> **Short problem**:
Set down precisely the lines from the line with "Enumerate this screenshot's" through the end of the material, inclusive, and no pictures.

>> BEGIN

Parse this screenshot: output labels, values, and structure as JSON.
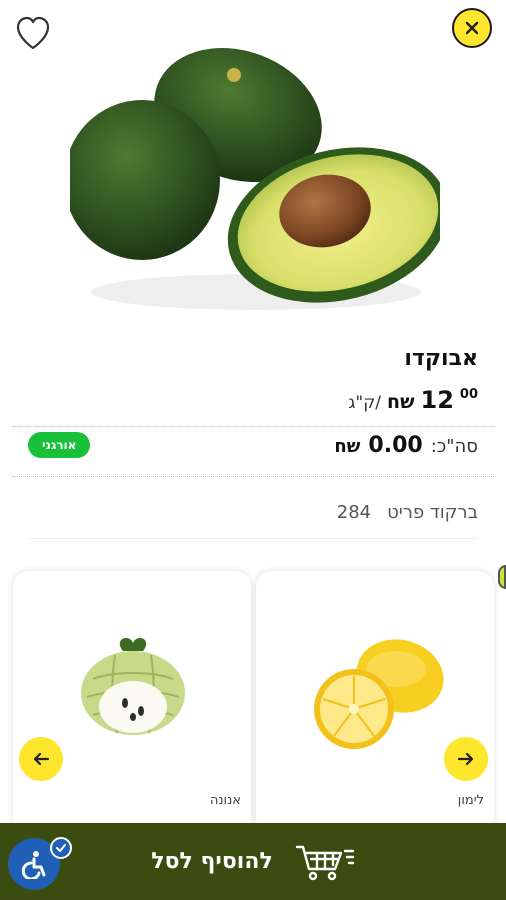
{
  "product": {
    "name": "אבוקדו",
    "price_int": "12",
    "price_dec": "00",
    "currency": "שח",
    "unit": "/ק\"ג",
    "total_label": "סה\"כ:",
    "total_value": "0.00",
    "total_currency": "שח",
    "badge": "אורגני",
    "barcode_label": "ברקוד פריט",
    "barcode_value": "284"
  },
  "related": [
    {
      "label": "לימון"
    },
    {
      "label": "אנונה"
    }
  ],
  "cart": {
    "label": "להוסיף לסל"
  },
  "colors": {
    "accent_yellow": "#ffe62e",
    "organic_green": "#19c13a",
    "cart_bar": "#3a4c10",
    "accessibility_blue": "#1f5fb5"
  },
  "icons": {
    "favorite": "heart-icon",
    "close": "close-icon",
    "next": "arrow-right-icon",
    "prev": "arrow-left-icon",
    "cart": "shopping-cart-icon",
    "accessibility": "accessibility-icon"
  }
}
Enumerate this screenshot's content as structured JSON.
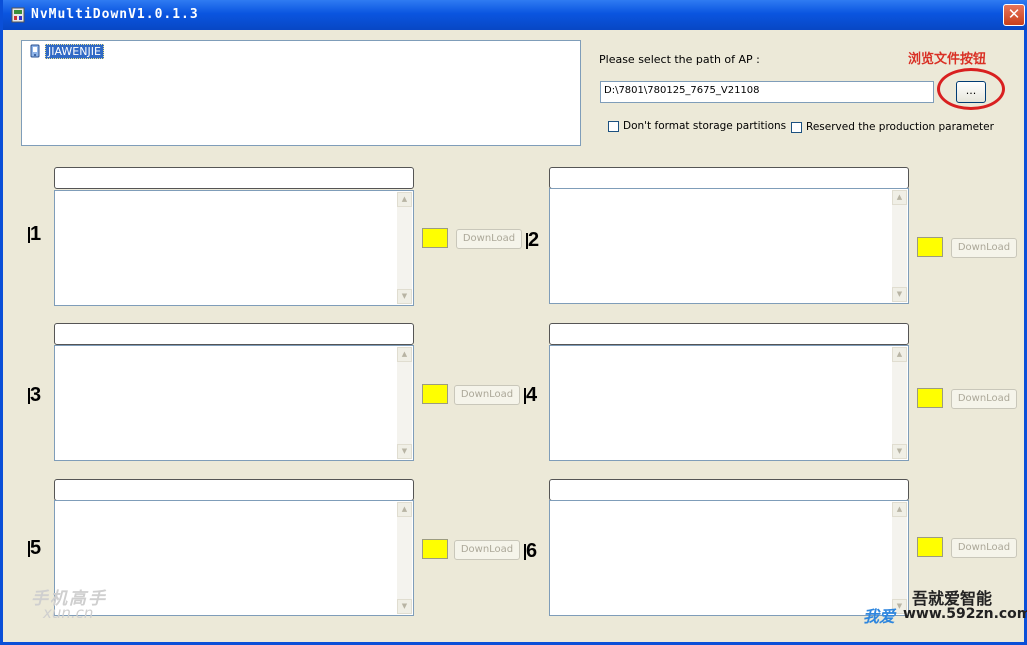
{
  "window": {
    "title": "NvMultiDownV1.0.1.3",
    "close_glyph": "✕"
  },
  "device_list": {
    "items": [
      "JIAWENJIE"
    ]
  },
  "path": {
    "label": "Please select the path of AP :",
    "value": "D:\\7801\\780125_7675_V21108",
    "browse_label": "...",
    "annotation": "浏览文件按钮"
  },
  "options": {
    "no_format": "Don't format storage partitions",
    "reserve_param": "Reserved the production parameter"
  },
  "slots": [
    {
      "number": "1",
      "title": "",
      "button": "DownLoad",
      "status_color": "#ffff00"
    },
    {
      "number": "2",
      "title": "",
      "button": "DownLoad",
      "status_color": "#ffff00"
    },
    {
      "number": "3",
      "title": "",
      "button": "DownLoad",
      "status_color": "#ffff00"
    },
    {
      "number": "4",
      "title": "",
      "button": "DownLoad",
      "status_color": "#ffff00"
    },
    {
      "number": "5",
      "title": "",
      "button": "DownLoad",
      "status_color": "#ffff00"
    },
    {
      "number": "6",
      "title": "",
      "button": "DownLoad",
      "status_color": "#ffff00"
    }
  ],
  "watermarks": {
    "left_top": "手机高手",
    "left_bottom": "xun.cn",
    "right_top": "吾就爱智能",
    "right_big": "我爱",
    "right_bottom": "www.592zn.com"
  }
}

>> END

> **Correct output**:
Enumerate this screenshot's content as structured JSON.
{
  "window": {
    "title": "NvMultiDownV1.0.1.3",
    "close_glyph": "✕"
  },
  "device_list": {
    "items": [
      "JIAWENJIE"
    ]
  },
  "path": {
    "label": "Please select the path of AP :",
    "value": "D:\\7801\\780125_7675_V21108",
    "browse_label": "...",
    "annotation": "浏览文件按钮"
  },
  "options": {
    "no_format": "Don't format storage partitions",
    "reserve_param": "Reserved the production parameter"
  },
  "slots": [
    {
      "number": "1",
      "title": "",
      "button": "DownLoad",
      "status_color": "#ffff00"
    },
    {
      "number": "2",
      "title": "",
      "button": "DownLoad",
      "status_color": "#ffff00"
    },
    {
      "number": "3",
      "title": "",
      "button": "DownLoad",
      "status_color": "#ffff00"
    },
    {
      "number": "4",
      "title": "",
      "button": "DownLoad",
      "status_color": "#ffff00"
    },
    {
      "number": "5",
      "title": "",
      "button": "DownLoad",
      "status_color": "#ffff00"
    },
    {
      "number": "6",
      "title": "",
      "button": "DownLoad",
      "status_color": "#ffff00"
    }
  ],
  "watermarks": {
    "left_top": "手机高手",
    "left_bottom": "xun.cn",
    "right_top": "吾就爱智能",
    "right_big": "我爱",
    "right_bottom": "www.592zn.com"
  }
}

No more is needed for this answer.